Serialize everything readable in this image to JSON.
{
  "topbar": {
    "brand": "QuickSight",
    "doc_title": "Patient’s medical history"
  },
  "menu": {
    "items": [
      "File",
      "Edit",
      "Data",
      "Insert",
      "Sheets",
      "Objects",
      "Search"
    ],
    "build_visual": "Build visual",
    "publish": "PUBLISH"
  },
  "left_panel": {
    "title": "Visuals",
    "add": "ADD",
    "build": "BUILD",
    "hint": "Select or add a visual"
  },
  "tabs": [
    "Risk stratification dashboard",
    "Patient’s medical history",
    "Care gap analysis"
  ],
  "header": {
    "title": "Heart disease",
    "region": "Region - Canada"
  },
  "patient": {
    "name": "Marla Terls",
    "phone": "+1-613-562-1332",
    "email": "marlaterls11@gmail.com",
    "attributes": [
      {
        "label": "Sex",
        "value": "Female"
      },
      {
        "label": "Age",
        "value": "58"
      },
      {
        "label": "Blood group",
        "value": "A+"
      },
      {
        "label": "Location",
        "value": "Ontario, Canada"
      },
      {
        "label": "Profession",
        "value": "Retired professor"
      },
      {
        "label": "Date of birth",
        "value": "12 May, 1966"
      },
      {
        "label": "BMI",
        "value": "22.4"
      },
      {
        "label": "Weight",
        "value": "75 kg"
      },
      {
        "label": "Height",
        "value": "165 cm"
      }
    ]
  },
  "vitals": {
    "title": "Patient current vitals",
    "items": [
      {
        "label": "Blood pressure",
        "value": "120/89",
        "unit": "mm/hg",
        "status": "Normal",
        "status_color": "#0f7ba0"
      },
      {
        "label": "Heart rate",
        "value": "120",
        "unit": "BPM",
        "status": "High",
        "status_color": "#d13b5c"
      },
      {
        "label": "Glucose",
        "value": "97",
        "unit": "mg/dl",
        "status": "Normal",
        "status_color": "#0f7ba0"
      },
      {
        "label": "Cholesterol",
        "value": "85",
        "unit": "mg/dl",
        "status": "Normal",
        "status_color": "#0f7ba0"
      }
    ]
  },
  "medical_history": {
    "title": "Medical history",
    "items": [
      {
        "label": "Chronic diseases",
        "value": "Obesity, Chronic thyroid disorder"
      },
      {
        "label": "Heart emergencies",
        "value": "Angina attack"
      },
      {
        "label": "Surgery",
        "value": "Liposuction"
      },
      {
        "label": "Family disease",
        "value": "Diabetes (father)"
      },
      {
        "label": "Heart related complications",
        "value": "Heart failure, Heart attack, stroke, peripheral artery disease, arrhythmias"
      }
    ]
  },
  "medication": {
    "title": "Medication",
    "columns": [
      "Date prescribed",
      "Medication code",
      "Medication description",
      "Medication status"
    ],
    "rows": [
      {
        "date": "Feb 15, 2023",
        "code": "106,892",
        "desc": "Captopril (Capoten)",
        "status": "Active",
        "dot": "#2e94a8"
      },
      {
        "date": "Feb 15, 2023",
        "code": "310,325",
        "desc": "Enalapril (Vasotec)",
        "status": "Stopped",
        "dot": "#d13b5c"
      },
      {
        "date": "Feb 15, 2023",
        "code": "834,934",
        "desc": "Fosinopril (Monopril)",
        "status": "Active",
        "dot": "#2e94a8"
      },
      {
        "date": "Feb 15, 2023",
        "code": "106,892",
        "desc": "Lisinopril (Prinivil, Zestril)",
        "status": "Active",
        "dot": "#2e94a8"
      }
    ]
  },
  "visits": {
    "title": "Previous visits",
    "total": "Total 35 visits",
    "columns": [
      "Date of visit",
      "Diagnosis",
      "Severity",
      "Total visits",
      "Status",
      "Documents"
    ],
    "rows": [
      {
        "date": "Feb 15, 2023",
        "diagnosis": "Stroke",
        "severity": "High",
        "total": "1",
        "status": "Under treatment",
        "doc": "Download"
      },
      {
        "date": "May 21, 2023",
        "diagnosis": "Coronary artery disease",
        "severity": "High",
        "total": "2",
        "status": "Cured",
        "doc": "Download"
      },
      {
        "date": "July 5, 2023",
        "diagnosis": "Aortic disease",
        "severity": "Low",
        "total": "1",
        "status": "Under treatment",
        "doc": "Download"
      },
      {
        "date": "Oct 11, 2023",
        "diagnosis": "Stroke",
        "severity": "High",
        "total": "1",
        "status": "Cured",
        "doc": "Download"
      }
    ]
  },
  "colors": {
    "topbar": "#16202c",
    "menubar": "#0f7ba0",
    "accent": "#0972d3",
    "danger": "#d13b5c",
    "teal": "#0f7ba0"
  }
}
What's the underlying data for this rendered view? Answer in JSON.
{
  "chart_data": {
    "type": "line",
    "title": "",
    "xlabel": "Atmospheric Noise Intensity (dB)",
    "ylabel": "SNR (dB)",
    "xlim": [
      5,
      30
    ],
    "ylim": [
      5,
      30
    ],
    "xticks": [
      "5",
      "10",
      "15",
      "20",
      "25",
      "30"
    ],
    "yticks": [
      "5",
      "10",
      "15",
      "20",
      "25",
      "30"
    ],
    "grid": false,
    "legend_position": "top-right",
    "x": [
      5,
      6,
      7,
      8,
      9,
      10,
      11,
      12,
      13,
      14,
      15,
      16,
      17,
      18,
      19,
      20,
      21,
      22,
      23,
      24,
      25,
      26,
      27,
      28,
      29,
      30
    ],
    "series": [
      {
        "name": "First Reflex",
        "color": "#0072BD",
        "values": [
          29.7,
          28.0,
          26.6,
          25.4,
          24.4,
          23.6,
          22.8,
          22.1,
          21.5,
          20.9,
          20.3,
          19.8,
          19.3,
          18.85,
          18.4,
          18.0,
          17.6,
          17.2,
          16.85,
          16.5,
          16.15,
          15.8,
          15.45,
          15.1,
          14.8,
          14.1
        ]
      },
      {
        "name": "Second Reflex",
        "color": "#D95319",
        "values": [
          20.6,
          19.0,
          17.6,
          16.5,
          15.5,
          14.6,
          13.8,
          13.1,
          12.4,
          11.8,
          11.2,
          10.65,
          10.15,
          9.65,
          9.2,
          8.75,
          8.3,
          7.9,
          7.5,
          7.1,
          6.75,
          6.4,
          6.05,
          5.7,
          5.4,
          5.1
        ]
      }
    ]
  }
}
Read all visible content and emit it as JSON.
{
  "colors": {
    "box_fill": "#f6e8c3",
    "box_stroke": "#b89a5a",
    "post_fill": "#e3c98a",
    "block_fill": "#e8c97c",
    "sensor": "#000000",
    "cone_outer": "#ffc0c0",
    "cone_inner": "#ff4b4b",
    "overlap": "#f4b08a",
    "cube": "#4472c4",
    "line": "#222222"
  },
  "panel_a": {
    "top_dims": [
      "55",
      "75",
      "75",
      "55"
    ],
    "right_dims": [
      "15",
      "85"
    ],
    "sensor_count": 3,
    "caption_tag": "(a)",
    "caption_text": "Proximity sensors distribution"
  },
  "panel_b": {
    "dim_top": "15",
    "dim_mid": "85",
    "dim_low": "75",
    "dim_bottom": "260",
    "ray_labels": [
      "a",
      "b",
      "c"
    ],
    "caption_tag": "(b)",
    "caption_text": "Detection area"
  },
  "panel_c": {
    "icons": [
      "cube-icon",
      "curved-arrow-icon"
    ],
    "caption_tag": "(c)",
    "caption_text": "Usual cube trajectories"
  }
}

→ What to produce
Set down all of the entries exactly, please.

→ Complete response
Serialize everything readable in this image to JSON.
{
  "topbar": {
    "brand": "QuickSight",
    "doc_title": "Patient’s medical history"
  },
  "menu": {
    "items": [
      "File",
      "Edit",
      "Data",
      "Insert",
      "Sheets",
      "Objects",
      "Search"
    ],
    "build_visual": "Build visual",
    "publish": "PUBLISH"
  },
  "left_panel": {
    "title": "Visuals",
    "add": "ADD",
    "build": "BUILD",
    "hint": "Select or add a visual"
  },
  "tabs": [
    "Risk stratification dashboard",
    "Patient’s medical history",
    "Care gap analysis"
  ],
  "header": {
    "title": "Heart disease",
    "region": "Region - Canada"
  },
  "patient": {
    "name": "Marla Terls",
    "phone": "+1-613-562-1332",
    "email": "marlaterls11@gmail.com",
    "attributes": [
      {
        "label": "Sex",
        "value": "Female"
      },
      {
        "label": "Age",
        "value": "58"
      },
      {
        "label": "Blood group",
        "value": "A+"
      },
      {
        "label": "Location",
        "value": "Ontario, Canada"
      },
      {
        "label": "Profession",
        "value": "Retired professor"
      },
      {
        "label": "Date of birth",
        "value": "12 May, 1966"
      },
      {
        "label": "BMI",
        "value": "22.4"
      },
      {
        "label": "Weight",
        "value": "75 kg"
      },
      {
        "label": "Height",
        "value": "165 cm"
      }
    ]
  },
  "vitals": {
    "title": "Patient current vitals",
    "items": [
      {
        "label": "Blood pressure",
        "value": "120/89",
        "unit": "mm/hg",
        "status": "Normal",
        "status_color": "#0f7ba0"
      },
      {
        "label": "Heart rate",
        "value": "120",
        "unit": "BPM",
        "status": "High",
        "status_color": "#d13b5c"
      },
      {
        "label": "Glucose",
        "value": "97",
        "unit": "mg/dl",
        "status": "Normal",
        "status_color": "#0f7ba0"
      },
      {
        "label": "Cholesterol",
        "value": "85",
        "unit": "mg/dl",
        "status": "Normal",
        "status_color": "#0f7ba0"
      }
    ]
  },
  "medical_history": {
    "title": "Medical history",
    "items": [
      {
        "label": "Chronic diseases",
        "value": "Obesity, Chronic thyroid disorder"
      },
      {
        "label": "Heart emergencies",
        "value": "Angina attack"
      },
      {
        "label": "Surgery",
        "value": "Liposuction"
      },
      {
        "label": "Family disease",
        "value": "Diabetes (father)"
      },
      {
        "label": "Heart related complications",
        "value": "Heart failure, Heart attack, stroke, peripheral artery disease, arrhythmias"
      }
    ]
  },
  "medication": {
    "title": "Medication",
    "columns": [
      "Date prescribed",
      "Medication code",
      "Medication description",
      "Medication status"
    ],
    "rows": [
      {
        "date": "Feb 15, 2023",
        "code": "106,892",
        "desc": "Captopril (Capoten)",
        "status": "Active",
        "dot": "#2e94a8"
      },
      {
        "date": "Feb 15, 2023",
        "code": "310,325",
        "desc": "Enalapril (Vasotec)",
        "status": "Stopped",
        "dot": "#d13b5c"
      },
      {
        "date": "Feb 15, 2023",
        "code": "834,934",
        "desc": "Fosinopril (Monopril)",
        "status": "Active",
        "dot": "#2e94a8"
      },
      {
        "date": "Feb 15, 2023",
        "code": "106,892",
        "desc": "Lisinopril (Prinivil, Zestril)",
        "status": "Active",
        "dot": "#2e94a8"
      }
    ]
  },
  "visits": {
    "title": "Previous visits",
    "total": "Total 35 visits",
    "columns": [
      "Date of visit",
      "Diagnosis",
      "Severity",
      "Total visits",
      "Status",
      "Documents"
    ],
    "rows": [
      {
        "date": "Feb 15, 2023",
        "diagnosis": "Stroke",
        "severity": "High",
        "total": "1",
        "status": "Under treatment",
        "doc": "Download"
      },
      {
        "date": "May 21, 2023",
        "diagnosis": "Coronary artery disease",
        "severity": "High",
        "total": "2",
        "status": "Cured",
        "doc": "Download"
      },
      {
        "date": "July 5, 2023",
        "diagnosis": "Aortic disease",
        "severity": "Low",
        "total": "1",
        "status": "Under treatment",
        "doc": "Download"
      },
      {
        "date": "Oct 11, 2023",
        "diagnosis": "Stroke",
        "severity": "High",
        "total": "1",
        "status": "Cured",
        "doc": "Download"
      }
    ]
  },
  "colors": {
    "topbar": "#16202c",
    "menubar": "#0f7ba0",
    "accent": "#0972d3",
    "danger": "#d13b5c",
    "teal": "#0f7ba0"
  }
}
What's the underlying data for this rendered view? Answer in JSON.
{
  "chart_data": {
    "type": "line",
    "title": "",
    "xlabel": "Atmospheric Noise Intensity (dB)",
    "ylabel": "SNR (dB)",
    "xlim": [
      5,
      30
    ],
    "ylim": [
      5,
      30
    ],
    "xticks": [
      "5",
      "10",
      "15",
      "20",
      "25",
      "30"
    ],
    "yticks": [
      "5",
      "10",
      "15",
      "20",
      "25",
      "30"
    ],
    "grid": false,
    "legend_position": "top-right",
    "x": [
      5,
      6,
      7,
      8,
      9,
      10,
      11,
      12,
      13,
      14,
      15,
      16,
      17,
      18,
      19,
      20,
      21,
      22,
      23,
      24,
      25,
      26,
      27,
      28,
      29,
      30
    ],
    "series": [
      {
        "name": "First Reflex",
        "color": "#0072BD",
        "values": [
          29.7,
          28.0,
          26.6,
          25.4,
          24.4,
          23.6,
          22.8,
          22.1,
          21.5,
          20.9,
          20.3,
          19.8,
          19.3,
          18.85,
          18.4,
          18.0,
          17.6,
          17.2,
          16.85,
          16.5,
          16.15,
          15.8,
          15.45,
          15.1,
          14.8,
          14.1
        ]
      },
      {
        "name": "Second Reflex",
        "color": "#D95319",
        "values": [
          20.6,
          19.0,
          17.6,
          16.5,
          15.5,
          14.6,
          13.8,
          13.1,
          12.4,
          11.8,
          11.2,
          10.65,
          10.15,
          9.65,
          9.2,
          8.75,
          8.3,
          7.9,
          7.5,
          7.1,
          6.75,
          6.4,
          6.05,
          5.7,
          5.4,
          5.1
        ]
      }
    ]
  }
}
Read all visible content and emit it as JSON.
{
  "colors": {
    "box_fill": "#f6e8c3",
    "box_stroke": "#b89a5a",
    "post_fill": "#e3c98a",
    "block_fill": "#e8c97c",
    "sensor": "#000000",
    "cone_outer": "#ffc0c0",
    "cone_inner": "#ff4b4b",
    "overlap": "#f4b08a",
    "cube": "#4472c4",
    "line": "#222222"
  },
  "panel_a": {
    "top_dims": [
      "55",
      "75",
      "75",
      "55"
    ],
    "right_dims": [
      "15",
      "85"
    ],
    "sensor_count": 3,
    "caption_tag": "(a)",
    "caption_text": "Proximity sensors distribution"
  },
  "panel_b": {
    "dim_top": "15",
    "dim_mid": "85",
    "dim_low": "75",
    "dim_bottom": "260",
    "ray_labels": [
      "a",
      "b",
      "c"
    ],
    "caption_tag": "(b)",
    "caption_text": "Detection area"
  },
  "panel_c": {
    "icons": [
      "cube-icon",
      "curved-arrow-icon"
    ],
    "caption_tag": "(c)",
    "caption_text": "Usual cube trajectories"
  }
}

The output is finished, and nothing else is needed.